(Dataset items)
"""

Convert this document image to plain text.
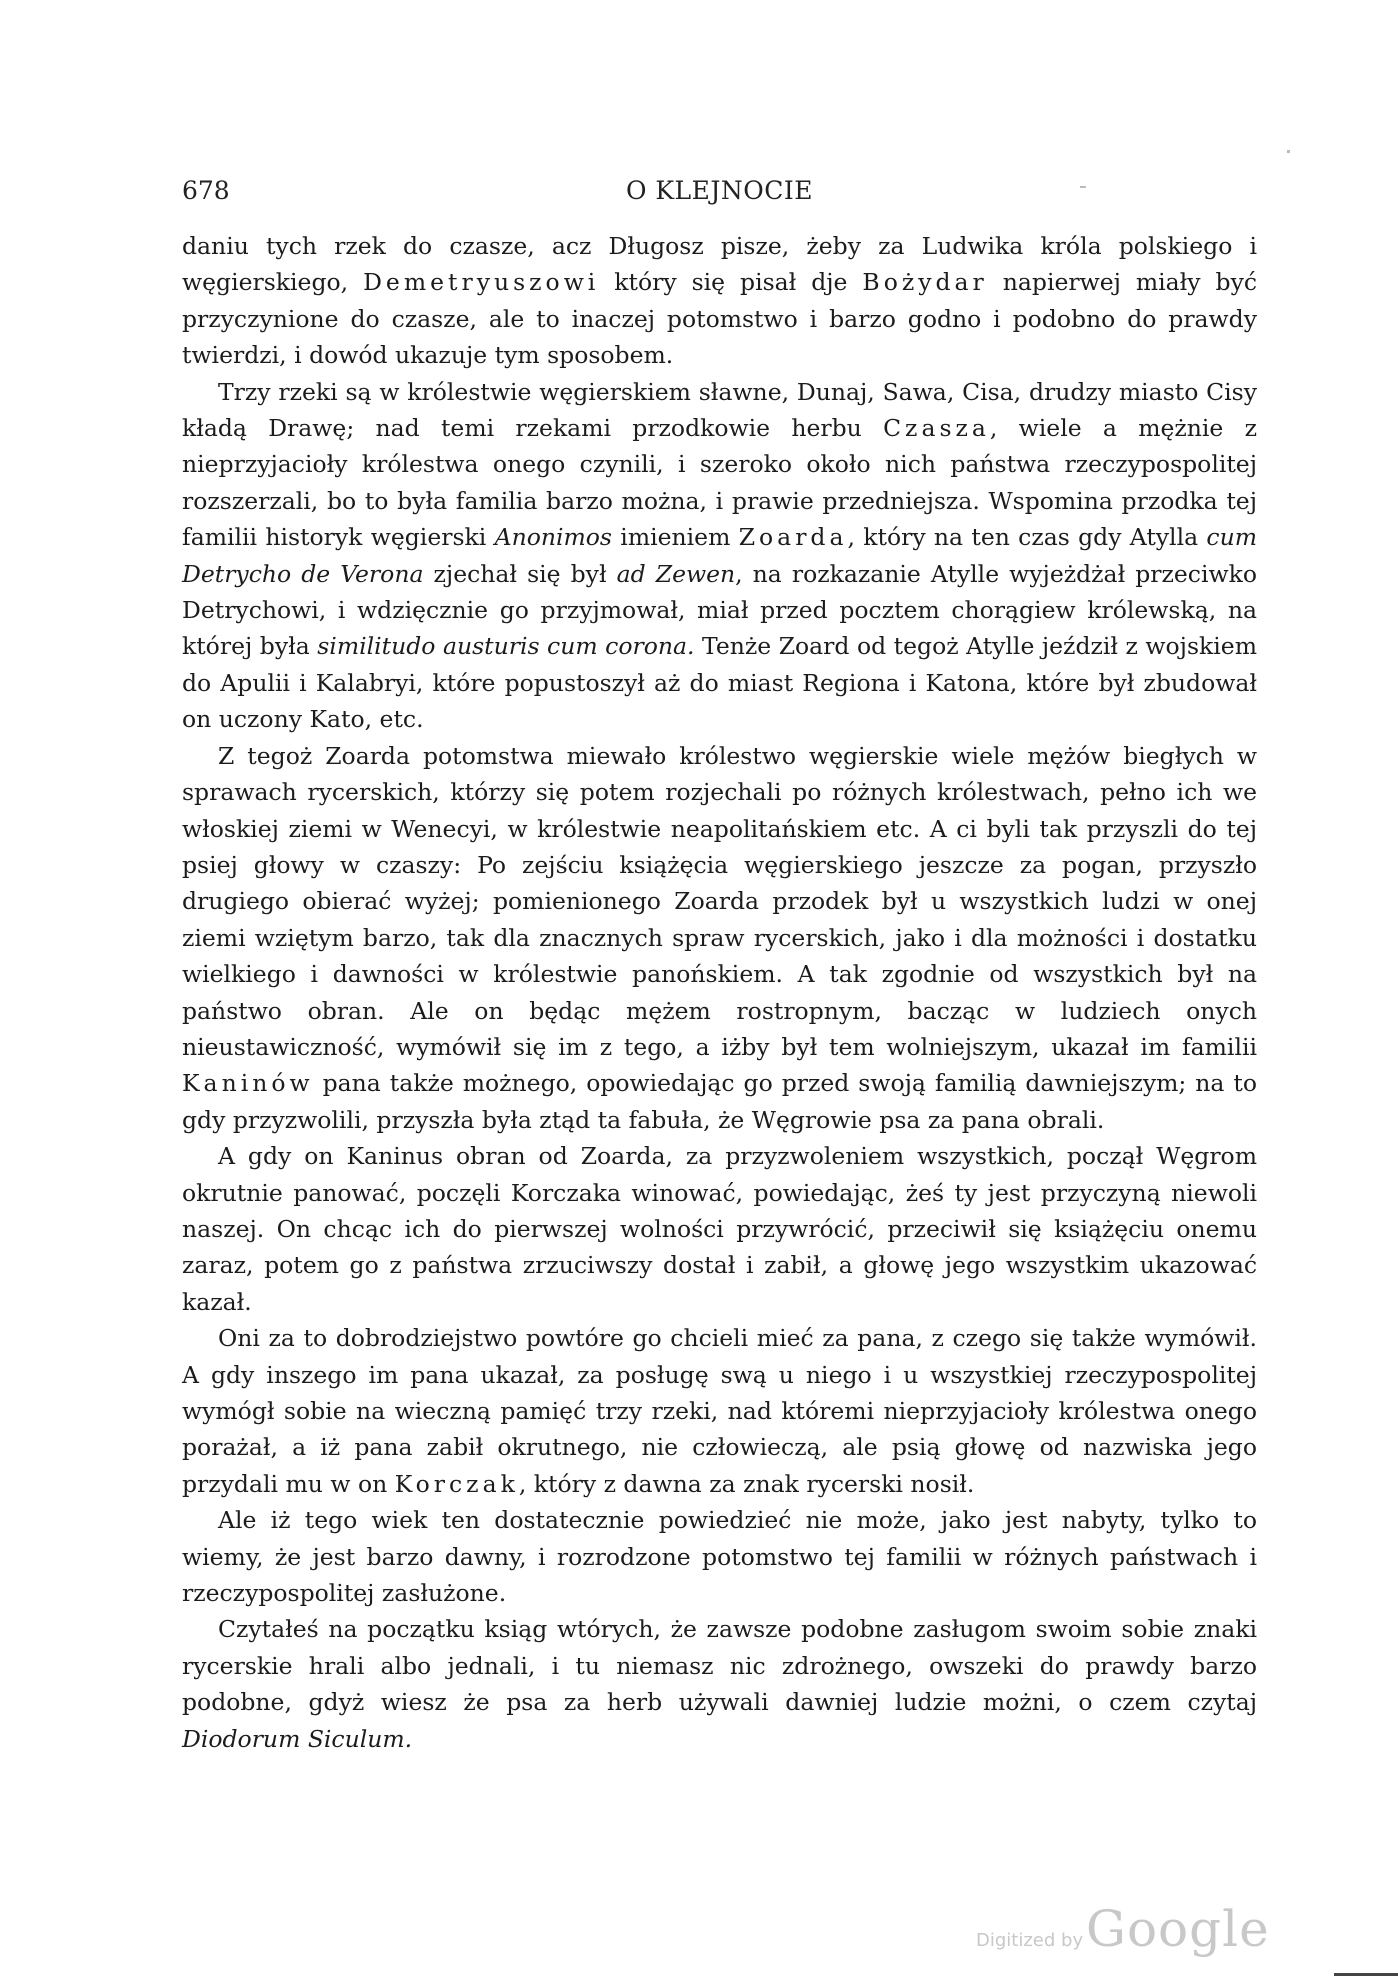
678	O KLEJNOCIE

daniu tych rzek do czasze, acz Długosz pisze, żeby za Ludwika króla polskiego i węgierskiego, Demetryuszowi który się pisał dje Bożydar napierwej miały być przyczynione do czasze, ale to inaczej potomstwo i barzo godno i podobno do prawdy twierdzi, i dowód ukazuje tym sposobem.

Trzy rzeki są w królestwie węgierskiem sławne, Dunaj, Sawa, Cisa, drudzy miasto Cisy kładą Drawę; nad temi rzekami przodkowie herbu Czasza, wiele a mężnie z nieprzyjacioły królestwa onego czynili, i szeroko około nich państwa rzeczypospolitej rozszerzali, bo to była familia barzo można, i prawie przedniejsza. Wspomina przodka tej familii historyk węgierski Anonimos imieniem Zoarda, który na ten czas gdy Atylla cum Detrycho de Verona zjechał się był ad Zewen, na rozkazanie Atylle wyjeżdżał przeciwko Detrychowi, i wdzięcznie go przyjmował, miał przed pocztem chorągiew królewską, na której była similitudo austuris cum corona. Tenże Zoard od tegoż Atylle jeździł z wojskiem do Apulii i Kalabryi, które popustoszył aż do miast Regiona i Katona, które był zbudował on uczony Kato, etc.

Z tegoż Zoarda potomstwa miewało królestwo węgierskie wiele mężów biegłych w sprawach rycerskich, którzy się potem rozjechali po różnych królestwach, pełno ich we włoskiej ziemi w Wenecyi, w królestwie neapolitańskiem etc. A ci byli tak przyszli do tej psiej głowy w czaszy: Po zejściu książęcia węgierskiego jeszcze za pogan, przyszło drugiego obierać wyżej; pomienionego Zoarda przodek był u wszystkich ludzi w onej ziemi wziętym barzo, tak dla znacznych spraw rycerskich, jako i dla możności i dostatku wielkiego i dawności w królestwie panońskiem. A tak zgodnie od wszystkich był na państwo obran. Ale on będąc mężem rostropnym, bacząc w ludziech onych nieustawiczność, wymówił się im z tego, a iżby był tem wolniejszym, ukazał im familii Kaninów pana także możnego, opowiedając go przed swoją familią dawniejszym; na to gdy przyzwolili, przyszła była ztąd ta fabuła, że Węgrowie psa za pana obrali.

A gdy on Kaninus obran od Zoarda, za przyzwoleniem wszystkich, począł Węgrom okrutnie panować, poczęli Korczaka winować, powiedając, żeś ty jest przyczyną niewoli naszej. On chcąc ich do pierwszej wolności przywrócić, przeciwił się książęciu onemu zaraz, potem go z państwa zrzuciwszy dostał i zabił, a głowę jego wszystkim ukazować kazał.

Oni za to dobrodziejstwo powtóre go chcieli mieć za pana, z czego się także wymówił. A gdy inszego im pana ukazał, za posługę swą u niego i u wszystkiej rzeczypospolitej wymógł sobie na wieczną pamięć trzy rzeki, nad któremi nieprzyjacioły królestwa onego porażał, a iż pana zabił okrutnego, nie człowieczą, ale psią głowę od nazwiska jego przydali mu w on Korczak, który z dawna za znak rycerski nosił.

Ale iż tego wiek ten dostatecznie powiedzieć nie może, jako jest nabyty, tylko to wiemy, że jest barzo dawny, i rozrodzone potomstwo tej familii w różnych państwach i rzeczypospolitej zasłużone.

Czytałeś na początku ksiąg wtórych, że zawsze podobne zasługom swoim sobie znaki rycerskie hrali albo jednali, i tu niemasz nic zdrożnego, owszeki do prawdy barzo podobne, gdyż wiesz że psa za herb używali dawniej ludzie możni, o czem czytaj Diodorum Siculum.

Digitized by Google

"""

WHAT YOU SHOULD DO:
Take the entries shown above and quote them verbatim, passing over the pictures.

SOLUTION FOR THIS EXERCISE:
Convert this document image to plain text.
678	O KLEJNOCIE

daniu tych rzek do czasze, acz Długosz pisze, żeby za Ludwika króla polskiego i węgierskiego, Demetryuszowi który się pisał dje Bożydar napierwej miały być przyczynione do czasze, ale to inaczej potomstwo i barzo godno i podobno do prawdy twierdzi, i dowód ukazuje tym sposobem.

Trzy rzeki są w królestwie węgierskiem sławne, Dunaj, Sawa, Cisa, drudzy miasto Cisy kładą Drawę; nad temi rzekami przodkowie herbu Czasza, wiele a mężnie z nieprzyjacioły królestwa onego czynili, i szeroko około nich państwa rzeczypospolitej rozszerzali, bo to była familia barzo można, i prawie przedniejsza. Wspomina przodka tej familii historyk węgierski Anonimos imieniem Zoarda, który na ten czas gdy Atylla cum Detrycho de Verona zjechał się był ad Zewen, na rozkazanie Atylle wyjeżdżał przeciwko Detrychowi, i wdzięcznie go przyjmował, miał przed pocztem chorągiew królewską, na której była similitudo austuris cum corona. Tenże Zoard od tegoż Atylle jeździł z wojskiem do Apulii i Kalabryi, które popustoszył aż do miast Regiona i Katona, które był zbudował on uczony Kato, etc.

Z tegoż Zoarda potomstwa miewało królestwo węgierskie wiele mężów biegłych w sprawach rycerskich, którzy się potem rozjechali po różnych królestwach, pełno ich we włoskiej ziemi w Wenecyi, w królestwie neapolitańskiem etc. A ci byli tak przyszli do tej psiej głowy w czaszy: Po zejściu książęcia węgierskiego jeszcze za pogan, przyszło drugiego obierać wyżej; pomienionego Zoarda przodek był u wszystkich ludzi w onej ziemi wziętym barzo, tak dla znacznych spraw rycerskich, jako i dla możności i dostatku wielkiego i dawności w królestwie panońskiem. A tak zgodnie od wszystkich był na państwo obran. Ale on będąc mężem rostropnym, bacząc w ludziech onych nieustawiczność, wymówił się im z tego, a iżby był tem wolniejszym, ukazał im familii Kaninów pana także możnego, opowiedając go przed swoją familią dawniejszym; na to gdy przyzwolili, przyszła była ztąd ta fabuła, że Węgrowie psa za pana obrali.

A gdy on Kaninus obran od Zoarda, za przyzwoleniem wszystkich, począł Węgrom okrutnie panować, poczęli Korczaka winować, powiedając, żeś ty jest przyczyną niewoli naszej. On chcąc ich do pierwszej wolności przywrócić, przeciwił się książęciu onemu zaraz, potem go z państwa zrzuciwszy dostał i zabił, a głowę jego wszystkim ukazować kazał.

Oni za to dobrodziejstwo powtóre go chcieli mieć za pana, z czego się także wymówił. A gdy inszego im pana ukazał, za posługę swą u niego i u wszystkiej rzeczypospolitej wymógł sobie na wieczną pamięć trzy rzeki, nad któremi nieprzyjacioły królestwa onego porażał, a iż pana zabił okrutnego, nie człowieczą, ale psią głowę od nazwiska jego przydali mu w on Korczak, który z dawna za znak rycerski nosił.

Ale iż tego wiek ten dostatecznie powiedzieć nie może, jako jest nabyty, tylko to wiemy, że jest barzo dawny, i rozrodzone potomstwo tej familii w różnych państwach i rzeczypospolitej zasłużone.

Czytałeś na początku ksiąg wtórych, że zawsze podobne zasługom swoim sobie znaki rycerskie hrali albo jednali, i tu niemasz nic zdrożnego, owszeki do prawdy barzo podobne, gdyż wiesz że psa za herb używali dawniej ludzie możni, o czem czytaj Diodorum Siculum.

Digitized by Google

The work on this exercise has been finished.